#### SET PROBLEM:
Repeat every line exactly, keeping the pictures out of the copy.

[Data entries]
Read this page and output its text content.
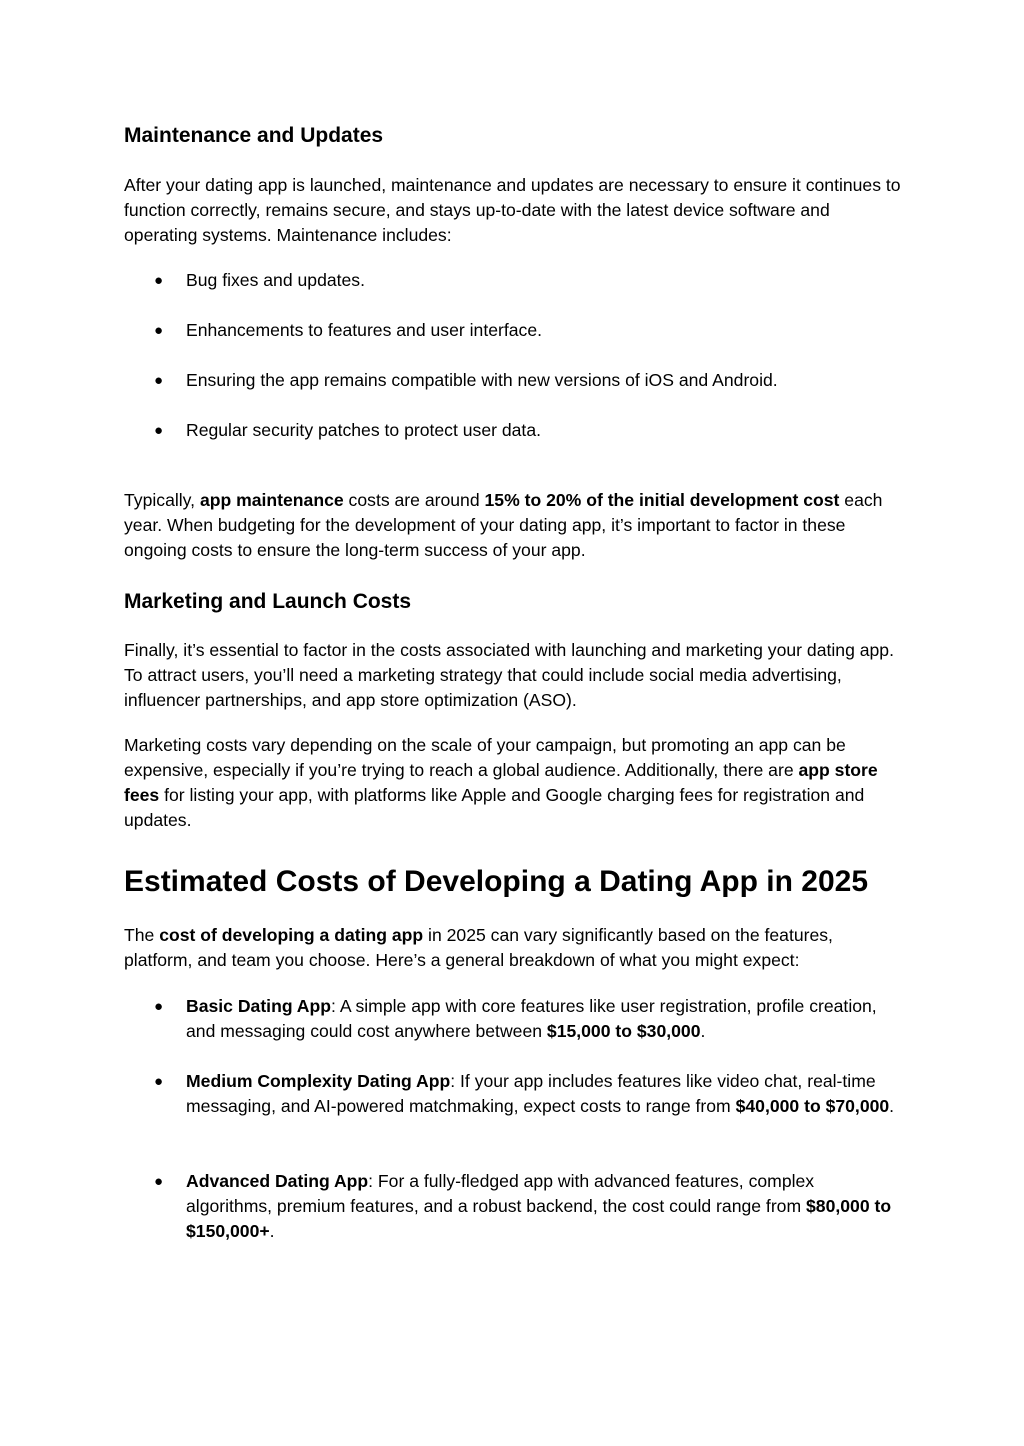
Maintenance and Updates

After your dating app is launched, maintenance and updates are necessary to ensure it continues to function correctly, remains secure, and stays up-to-date with the latest device software and operating systems. Maintenance includes:

● Bug fixes and updates.
● Enhancements to features and user interface.
● Ensuring the app remains compatible with new versions of iOS and Android.
● Regular security patches to protect user data.

Typically, app maintenance costs are around 15% to 20% of the initial development cost each year. When budgeting for the development of your dating app, it’s important to factor in these ongoing costs to ensure the long-term success of your app.

Marketing and Launch Costs

Finally, it’s essential to factor in the costs associated with launching and marketing your dating app. To attract users, you’ll need a marketing strategy that could include social media advertising, influencer partnerships, and app store optimization (ASO).

Marketing costs vary depending on the scale of your campaign, but promoting an app can be expensive, especially if you’re trying to reach a global audience. Additionally, there are app store fees for listing your app, with platforms like Apple and Google charging fees for registration and updates.

Estimated Costs of Developing a Dating App in 2025

The cost of developing a dating app in 2025 can vary significantly based on the features, platform, and team you choose. Here’s a general breakdown of what you might expect:

● Basic Dating App: A simple app with core features like user registration, profile creation, and messaging could cost anywhere between $15,000 to $30,000.
● Medium Complexity Dating App: If your app includes features like video chat, real-time messaging, and AI-powered matchmaking, expect costs to range from $40,000 to $70,000.
● Advanced Dating App: For a fully-fledged app with advanced features, complex algorithms, premium features, and a robust backend, the cost could range from $80,000 to $150,000+.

#### RESPONSE FOR THIS EXERCISE:
Read this page and output its text content.
Maintenance and Updates

After your dating app is launched, maintenance and updates are necessary to ensure it continues to function correctly, remains secure, and stays up-to-date with the latest device software and operating systems. Maintenance includes:

● Bug fixes and updates.
● Enhancements to features and user interface.
● Ensuring the app remains compatible with new versions of iOS and Android.
● Regular security patches to protect user data.

Typically, app maintenance costs are around 15% to 20% of the initial development cost each year. When budgeting for the development of your dating app, it’s important to factor in these ongoing costs to ensure the long-term success of your app.

Marketing and Launch Costs

Finally, it’s essential to factor in the costs associated with launching and marketing your dating app. To attract users, you’ll need a marketing strategy that could include social media advertising, influencer partnerships, and app store optimization (ASO).

Marketing costs vary depending on the scale of your campaign, but promoting an app can be expensive, especially if you’re trying to reach a global audience. Additionally, there are app store fees for listing your app, with platforms like Apple and Google charging fees for registration and updates.

Estimated Costs of Developing a Dating App in 2025

The cost of developing a dating app in 2025 can vary significantly based on the features, platform, and team you choose. Here’s a general breakdown of what you might expect:

● Basic Dating App: A simple app with core features like user registration, profile creation, and messaging could cost anywhere between $15,000 to $30,000.
● Medium Complexity Dating App: If your app includes features like video chat, real-time messaging, and AI-powered matchmaking, expect costs to range from $40,000 to $70,000.
● Advanced Dating App: For a fully-fledged app with advanced features, complex algorithms, premium features, and a robust backend, the cost could range from $80,000 to $150,000+.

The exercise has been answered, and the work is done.